• [EXERCISE OBJECTIVE]
Would it be possible to write out each entry below exactly, without the pictures?

***

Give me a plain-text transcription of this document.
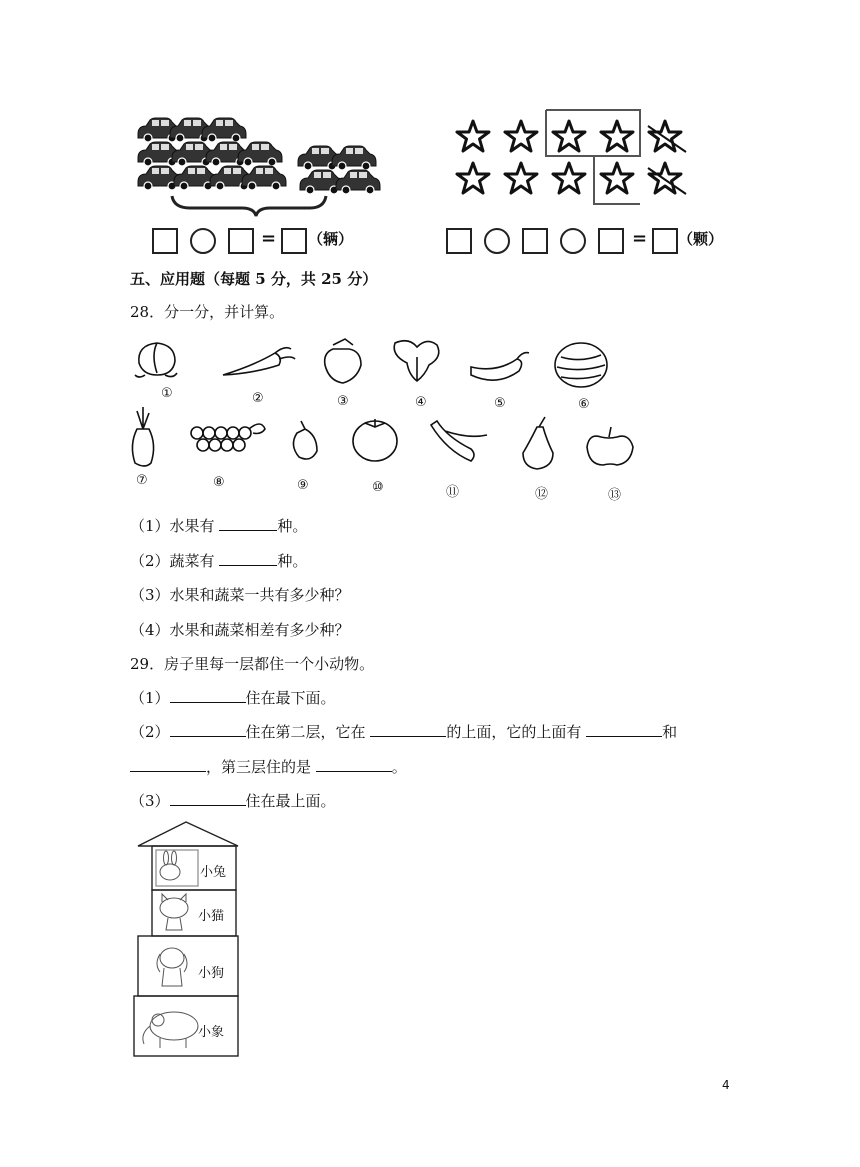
= （辆）	= （颗）
五、应用题（每题 5 分，共 25 分）
28．分一分，并计算。
①	②	③	④	⑤	⑥
⑦	⑧	⑨	⑩	⑪	⑫	⑬
（1）水果有	种。
（2）蔬菜有	种。
（3）水果和蔬菜一共有多少种？
（4）水果和蔬菜相差有多少种？
29．房子里每一层都住一个小动物。
（1）	住在最下面。
（2）	住在第二层，它在	的上面，它的上面有	和
，第三层住的是	。
（3）	住在最上面。
小兔
小猫
小狗
小象
4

***

• [RESULT BELOW]
Give me a plain-text transcription of this document.
= （辆）	= （颗）
五、应用题（每题 5 分，共 25 分）
28．分一分，并计算。
①	②	③	④	⑤	⑥
⑦	⑧	⑨	⑩	⑪	⑫	⑬
（1）水果有	种。
（2）蔬菜有	种。
（3）水果和蔬菜一共有多少种？
（4）水果和蔬菜相差有多少种？
29．房子里每一层都住一个小动物。
（1）	住在最下面。
（2）	住在第二层，它在	的上面，它的上面有	和
，第三层住的是	。
（3）	住在最上面。
小兔
小猫
小狗
小象
4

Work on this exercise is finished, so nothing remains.